**Source passage**.
━━━
No amount of modelling or perceived expertise will be able to know what will happen and when it will happen. sand particles
operate in 3d by the effect of moving water and then there is a fourth dimension -time. The variables that cause this are many, complex , interacting important things like wind, wave, size,direction, tide, water temperature, geomorphologic and sometimes erratic , unforeseeable and with millions of permutations and combinations..

The best one can know is that sometimes what is intended may happen sometimes.

Why? Because of the shifting "storm bar" This is where sand ends up after the amount of energy hitting the shore is rebounded and transported the sand as far out as it can. I believe its called the "depth of closure " for that wave regime. its a result of a "steady state" or equilibrium regime ( in energy in towards the beach -sand transport out with the rebound, backwash and rips with mobilised sand out until velocity dissipation and sand is deposited.

It changes hour by hour or even each large set. But most importantly its always moving -into the beach in small waves and out from the beach in larger conditions.
━━━
**Data block**.
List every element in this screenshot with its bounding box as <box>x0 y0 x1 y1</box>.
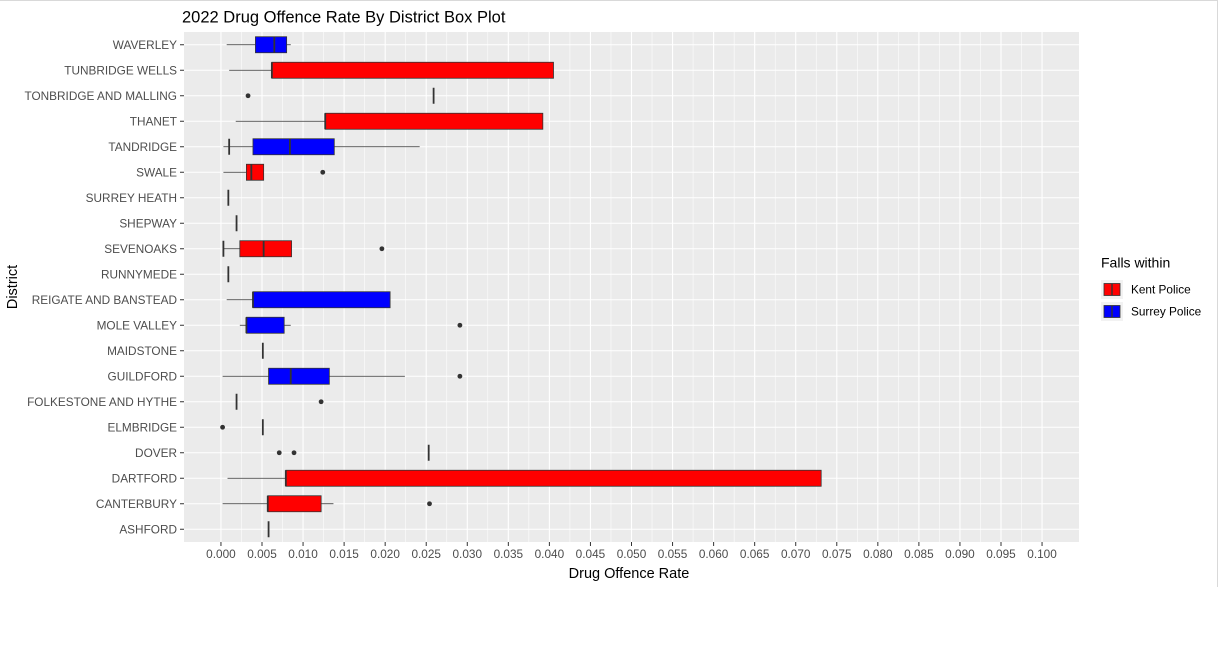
━━━
**Stated problem**.
Rewrite the part of the passage on shifting sand that opens with the words containing "It changes hour" and closes with "in larger conditions.", putting "heavy surf" in place of "larger conditions".

**Task output**.
It changes hour by hour or even each large set. But most importantly its always moving -into the beach in small waves and out from the beach in heavy surf.